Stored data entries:
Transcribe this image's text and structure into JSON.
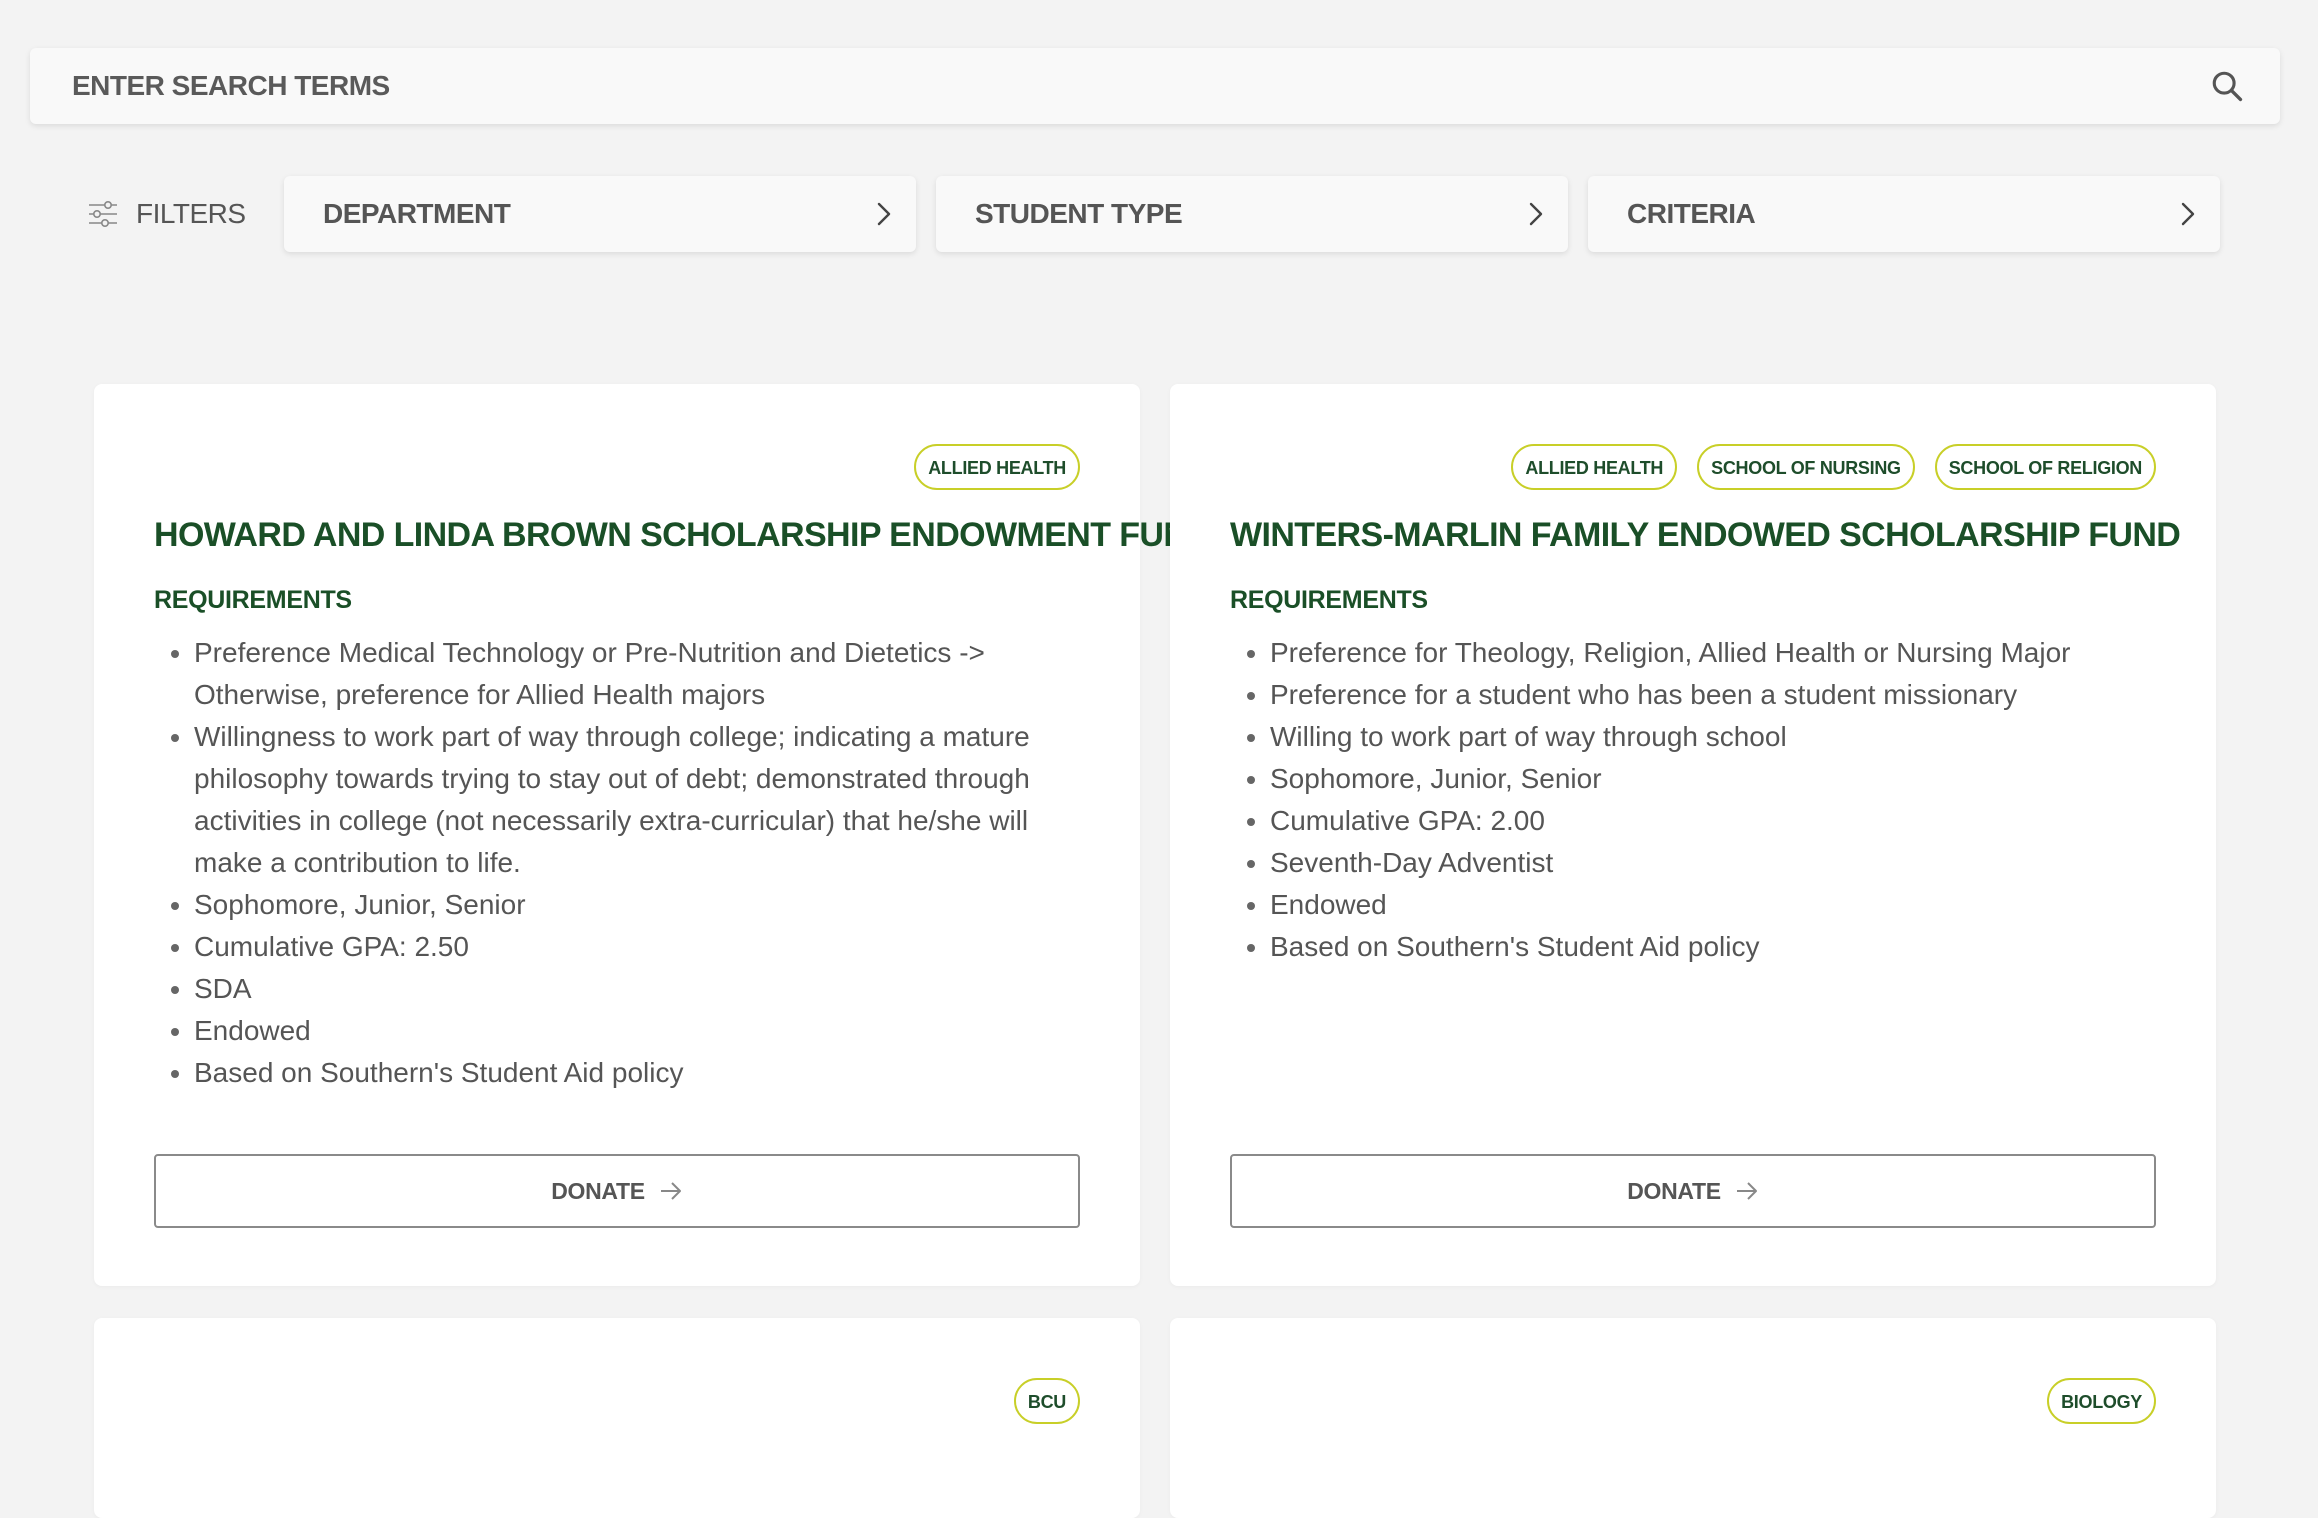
{
  "search": {
    "placeholder": "ENTER SEARCH TERMS"
  },
  "filters": {
    "label": "FILTERS",
    "department": "DEPARTMENT",
    "student_type": "STUDENT TYPE",
    "criteria": "CRITERIA"
  },
  "cards": [
    {
      "tags": [
        "ALLIED HEALTH"
      ],
      "title": "HOWARD AND LINDA BROWN SCHOLARSHIP ENDOWMENT FUND",
      "requirements_heading": "REQUIREMENTS",
      "requirements": [
        "Preference Medical Technology or Pre-Nutrition and Dietetics -> Otherwise, preference for Allied Health majors",
        "Willingness to work part of way through college; indicating a mature philosophy towards trying to stay out of debt; demonstrated through activities in college (not necessarily extra-curricular) that he/she will make a contribution to life.",
        "Sophomore, Junior, Senior",
        "Cumulative GPA: 2.50",
        "SDA",
        "Endowed",
        "Based on Southern's Student Aid policy"
      ],
      "donate_label": "DONATE"
    },
    {
      "tags": [
        "ALLIED HEALTH",
        "SCHOOL OF NURSING",
        "SCHOOL OF RELIGION"
      ],
      "title": "WINTERS-MARLIN FAMILY ENDOWED SCHOLARSHIP FUND",
      "requirements_heading": "REQUIREMENTS",
      "requirements": [
        "Preference for Theology, Religion, Allied Health or Nursing Major",
        "Preference for a student who has been a student missionary",
        "Willing to work part of way through school",
        "Sophomore, Junior, Senior",
        "Cumulative GPA: 2.00",
        "Seventh-Day Adventist",
        "Endowed",
        "Based on Southern's Student Aid policy"
      ],
      "donate_label": "DONATE"
    },
    {
      "tags": [
        "BCU"
      ]
    },
    {
      "tags": [
        "BIOLOGY"
      ]
    }
  ],
  "colors": {
    "background": "#f3f3f3",
    "accent_green": "#1a4f27",
    "tag_border": "#c8cf28"
  },
  "icons": {
    "search": "search-icon",
    "filters": "sliders-icon",
    "chevron": "chevron-right-icon",
    "donate_arrow": "arrow-right-icon"
  }
}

WRITTEN PROBLEM:
Pick out every line above that contains the word "FUND" and copy it.

EXERCISE OUTPUT:
      "title": "HOWARD AND LINDA BROWN SCHOLARSHIP ENDOWMENT FUND",
      "title": "WINTERS-MARLIN FAMILY ENDOWED SCHOLARSHIP FUND",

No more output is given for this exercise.